Requirements:
Every line that holds the string "REAL" is to be identified and copied.

***** Input material *****

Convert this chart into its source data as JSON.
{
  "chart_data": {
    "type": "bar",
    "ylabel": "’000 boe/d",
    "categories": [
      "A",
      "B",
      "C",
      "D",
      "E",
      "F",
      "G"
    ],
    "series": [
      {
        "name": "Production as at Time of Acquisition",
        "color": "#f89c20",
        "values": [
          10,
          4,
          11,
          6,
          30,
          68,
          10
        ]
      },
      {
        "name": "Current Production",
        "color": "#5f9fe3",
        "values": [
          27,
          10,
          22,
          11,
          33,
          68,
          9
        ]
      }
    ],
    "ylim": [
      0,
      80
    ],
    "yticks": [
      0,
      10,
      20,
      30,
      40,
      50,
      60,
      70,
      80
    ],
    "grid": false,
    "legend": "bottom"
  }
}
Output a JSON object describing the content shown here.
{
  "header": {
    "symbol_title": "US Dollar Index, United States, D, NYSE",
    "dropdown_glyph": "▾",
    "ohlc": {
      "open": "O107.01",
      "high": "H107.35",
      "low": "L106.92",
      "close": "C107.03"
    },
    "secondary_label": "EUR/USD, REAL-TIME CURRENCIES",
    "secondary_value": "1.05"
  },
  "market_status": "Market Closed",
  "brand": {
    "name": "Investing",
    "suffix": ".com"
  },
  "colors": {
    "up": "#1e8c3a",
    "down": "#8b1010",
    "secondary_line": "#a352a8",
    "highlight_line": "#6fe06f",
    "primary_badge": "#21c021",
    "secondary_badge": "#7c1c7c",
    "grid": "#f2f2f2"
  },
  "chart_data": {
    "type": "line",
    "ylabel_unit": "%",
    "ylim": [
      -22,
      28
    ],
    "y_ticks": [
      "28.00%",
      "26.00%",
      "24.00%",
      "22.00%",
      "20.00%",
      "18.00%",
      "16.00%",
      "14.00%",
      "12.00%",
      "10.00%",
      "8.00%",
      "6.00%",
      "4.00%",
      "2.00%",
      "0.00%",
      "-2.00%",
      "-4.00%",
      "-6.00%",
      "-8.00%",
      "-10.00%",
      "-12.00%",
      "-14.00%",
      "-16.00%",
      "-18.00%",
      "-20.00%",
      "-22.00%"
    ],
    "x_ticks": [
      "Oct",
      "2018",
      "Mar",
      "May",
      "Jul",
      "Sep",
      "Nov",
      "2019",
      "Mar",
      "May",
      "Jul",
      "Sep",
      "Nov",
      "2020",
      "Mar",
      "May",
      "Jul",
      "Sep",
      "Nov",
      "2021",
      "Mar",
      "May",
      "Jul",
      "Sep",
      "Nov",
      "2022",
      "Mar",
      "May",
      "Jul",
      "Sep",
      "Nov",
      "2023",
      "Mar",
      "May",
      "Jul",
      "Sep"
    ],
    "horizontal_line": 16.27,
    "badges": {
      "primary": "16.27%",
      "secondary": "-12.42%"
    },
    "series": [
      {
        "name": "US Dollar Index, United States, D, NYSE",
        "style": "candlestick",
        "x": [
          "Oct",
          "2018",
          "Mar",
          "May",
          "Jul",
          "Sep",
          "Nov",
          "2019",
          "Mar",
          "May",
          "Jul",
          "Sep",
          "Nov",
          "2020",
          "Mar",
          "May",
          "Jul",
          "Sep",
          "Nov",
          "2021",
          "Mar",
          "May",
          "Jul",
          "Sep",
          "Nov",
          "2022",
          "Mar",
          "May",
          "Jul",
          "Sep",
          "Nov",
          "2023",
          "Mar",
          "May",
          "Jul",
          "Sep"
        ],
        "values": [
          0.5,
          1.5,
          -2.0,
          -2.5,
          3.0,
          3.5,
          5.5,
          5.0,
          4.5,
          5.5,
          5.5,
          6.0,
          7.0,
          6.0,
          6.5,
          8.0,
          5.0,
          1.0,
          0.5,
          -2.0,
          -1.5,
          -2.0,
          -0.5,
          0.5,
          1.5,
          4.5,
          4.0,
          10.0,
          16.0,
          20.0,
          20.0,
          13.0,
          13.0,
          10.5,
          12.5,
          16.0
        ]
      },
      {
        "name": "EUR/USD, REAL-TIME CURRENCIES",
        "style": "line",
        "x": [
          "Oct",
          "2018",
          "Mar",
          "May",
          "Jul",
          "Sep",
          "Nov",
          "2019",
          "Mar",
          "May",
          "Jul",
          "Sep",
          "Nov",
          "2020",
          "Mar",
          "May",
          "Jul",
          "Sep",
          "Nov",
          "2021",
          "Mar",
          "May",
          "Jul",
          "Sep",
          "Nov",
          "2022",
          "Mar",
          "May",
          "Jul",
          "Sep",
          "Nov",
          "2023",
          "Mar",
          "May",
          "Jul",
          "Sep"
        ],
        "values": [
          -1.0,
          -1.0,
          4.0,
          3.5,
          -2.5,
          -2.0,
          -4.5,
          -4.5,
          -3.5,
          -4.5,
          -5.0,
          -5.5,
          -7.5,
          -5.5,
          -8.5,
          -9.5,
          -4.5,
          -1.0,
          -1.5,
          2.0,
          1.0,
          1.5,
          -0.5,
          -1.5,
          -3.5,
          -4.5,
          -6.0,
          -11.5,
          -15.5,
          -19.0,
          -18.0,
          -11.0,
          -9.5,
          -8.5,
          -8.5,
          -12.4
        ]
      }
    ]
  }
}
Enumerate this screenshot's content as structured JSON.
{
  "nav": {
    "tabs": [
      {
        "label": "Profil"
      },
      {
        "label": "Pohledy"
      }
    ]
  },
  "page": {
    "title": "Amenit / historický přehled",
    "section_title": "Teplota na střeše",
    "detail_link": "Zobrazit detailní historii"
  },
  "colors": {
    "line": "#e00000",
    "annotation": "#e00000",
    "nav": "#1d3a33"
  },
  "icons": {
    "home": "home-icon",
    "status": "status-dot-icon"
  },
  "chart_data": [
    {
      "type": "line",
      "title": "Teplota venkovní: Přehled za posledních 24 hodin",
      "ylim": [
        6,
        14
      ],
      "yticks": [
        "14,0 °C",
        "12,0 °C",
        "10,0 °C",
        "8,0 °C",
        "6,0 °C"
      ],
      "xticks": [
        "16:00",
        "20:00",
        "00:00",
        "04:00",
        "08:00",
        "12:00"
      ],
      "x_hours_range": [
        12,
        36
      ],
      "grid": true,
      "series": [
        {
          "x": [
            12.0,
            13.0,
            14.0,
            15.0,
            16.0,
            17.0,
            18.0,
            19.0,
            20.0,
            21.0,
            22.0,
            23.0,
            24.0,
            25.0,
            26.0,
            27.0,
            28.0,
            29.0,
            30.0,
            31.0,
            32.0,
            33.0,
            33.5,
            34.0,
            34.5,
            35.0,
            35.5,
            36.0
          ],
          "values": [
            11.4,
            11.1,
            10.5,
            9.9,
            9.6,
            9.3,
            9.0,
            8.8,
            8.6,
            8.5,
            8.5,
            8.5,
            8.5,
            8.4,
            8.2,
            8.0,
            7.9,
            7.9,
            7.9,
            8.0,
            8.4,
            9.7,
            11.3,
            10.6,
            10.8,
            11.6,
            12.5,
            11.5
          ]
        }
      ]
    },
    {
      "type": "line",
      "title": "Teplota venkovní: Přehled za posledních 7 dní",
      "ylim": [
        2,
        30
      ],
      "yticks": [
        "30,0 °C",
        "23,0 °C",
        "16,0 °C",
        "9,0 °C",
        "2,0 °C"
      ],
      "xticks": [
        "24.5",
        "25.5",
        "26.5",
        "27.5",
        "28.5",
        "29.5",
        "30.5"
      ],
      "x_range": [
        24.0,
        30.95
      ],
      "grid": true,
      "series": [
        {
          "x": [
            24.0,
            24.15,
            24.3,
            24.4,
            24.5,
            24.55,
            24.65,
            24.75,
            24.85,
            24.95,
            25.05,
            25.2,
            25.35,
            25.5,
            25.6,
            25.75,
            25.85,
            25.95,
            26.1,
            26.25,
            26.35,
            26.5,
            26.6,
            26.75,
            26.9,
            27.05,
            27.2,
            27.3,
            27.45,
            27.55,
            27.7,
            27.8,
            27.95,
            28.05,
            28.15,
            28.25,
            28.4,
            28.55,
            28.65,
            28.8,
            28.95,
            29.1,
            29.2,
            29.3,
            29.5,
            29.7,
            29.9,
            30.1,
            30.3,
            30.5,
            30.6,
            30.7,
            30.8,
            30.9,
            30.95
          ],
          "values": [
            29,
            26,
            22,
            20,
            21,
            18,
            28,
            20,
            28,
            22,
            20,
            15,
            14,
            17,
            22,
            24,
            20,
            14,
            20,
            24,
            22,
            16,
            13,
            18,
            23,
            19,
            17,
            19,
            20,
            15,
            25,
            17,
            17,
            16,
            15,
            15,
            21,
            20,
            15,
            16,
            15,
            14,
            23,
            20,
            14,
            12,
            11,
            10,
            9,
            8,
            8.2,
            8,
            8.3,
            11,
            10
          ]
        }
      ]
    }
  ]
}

*****

Full solution:
    "secondary_label": "EUR/USD, REAL-TIME CURRENCIES",
        "name": "EUR/USD, REAL-TIME CURRENCIES",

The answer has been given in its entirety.